== STATED TASK ==
Copy each line holding the string "大力推进".

★ ★ ★

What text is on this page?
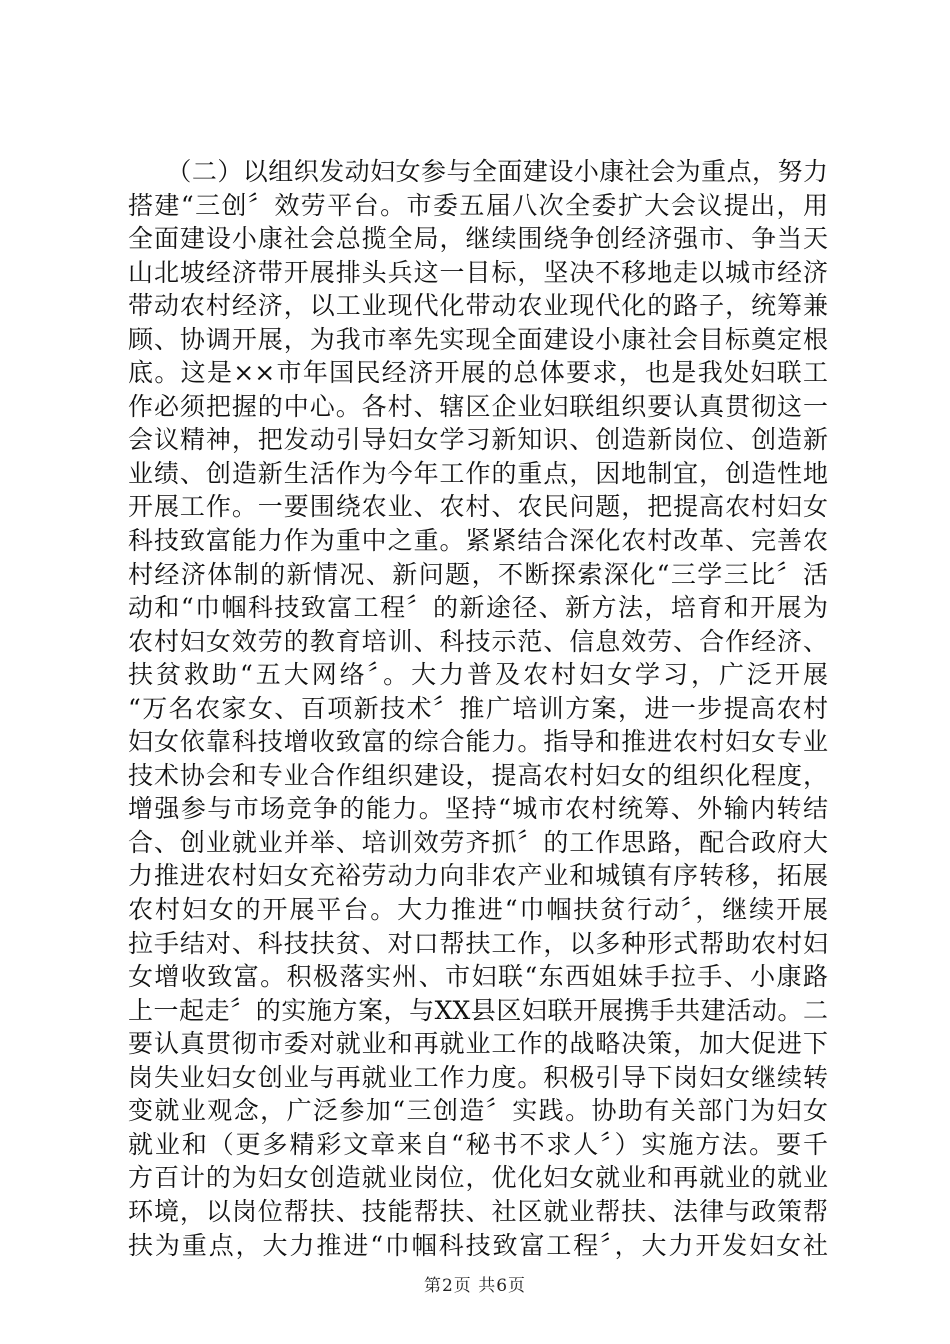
　　（二）以组织发动妇女参与全面建设小康社会为重点，努力
搭建“三创〞效劳平台。市委五届八次全委扩大会议提出，用
全面建设小康社会总揽全局，继续围绕争创经济强市、争当天
山北坡经济带开展排头兵这一目标，坚决不移地走以城市经济
带动农村经济，以工业现代化带动农业现代化的路子，统筹兼
顾、协调开展，为我市率先实现全面建设小康社会目标奠定根
底。这是××市年国民经济开展的总体要求，也是我处妇联工
作必须把握的中心。各村、辖区企业妇联组织要认真贯彻这一
会议精神，把发动引导妇女学习新知识、创造新岗位、创造新
业绩、创造新生活作为今年工作的重点，因地制宜，创造性地
开展工作。一要围绕农业、农村、农民问题，把提高农村妇女
科技致富能力作为重中之重。紧紧结合深化农村改革、完善农
村经济体制的新情况、新问题，不断探索深化“三学三比〞活
动和“巾帼科技致富工程〞的新途径、新方法，培育和开展为
农村妇女效劳的教育培训、科技示范、信息效劳、合作经济、
扶贫救助“五大网络〞。大力普及农村妇女学习，广泛开展
“万名农家女、百项新技术〞推广培训方案，进一步提高农村
妇女依靠科技增收致富的综合能力。指导和推进农村妇女专业
技术协会和专业合作组织建设，提高农村妇女的组织化程度，
增强参与市场竞争的能力。坚持“城市农村统筹、外输内转结
合、创业就业并举、培训效劳齐抓〞的工作思路，配合政府大
力推进农村妇女充裕劳动力向非农产业和城镇有序转移，拓展
农村妇女的开展平台。大力推进“巾帼扶贫行动〞，继续开展
拉手结对、科技扶贫、对口帮扶工作，以多种形式帮助农村妇
女增收致富。积极落实州、市妇联“东西姐妹手拉手、小康路
上一起走〞的实施方案，与XX县区妇联开展携手共建活动。二
要认真贯彻市委对就业和再就业工作的战略决策，加大促进下
岗失业妇女创业与再就业工作力度。积极引导下岗妇女继续转
变就业观念，广泛参加“三创造〞实践。协助有关部门为妇女
就业和（更多精彩文章来自“秘书不求人〞）实施方法。要千
方百计的为妇女创造就业岗位，优化妇女就业和再就业的就业
环境，以岗位帮扶、技能帮扶、社区就业帮扶、法律与政策帮
扶为重点，大力推进“巾帼科技致富工程〞，大力开发妇女社
第2页 共6页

★ ★ ★

== TASK SOLUTION ==
农村妇女的开展平台。大力推进“巾帼扶贫行动〞，继续开展
扶为重点，大力推进“巾帼科技致富工程〞，大力开发妇女社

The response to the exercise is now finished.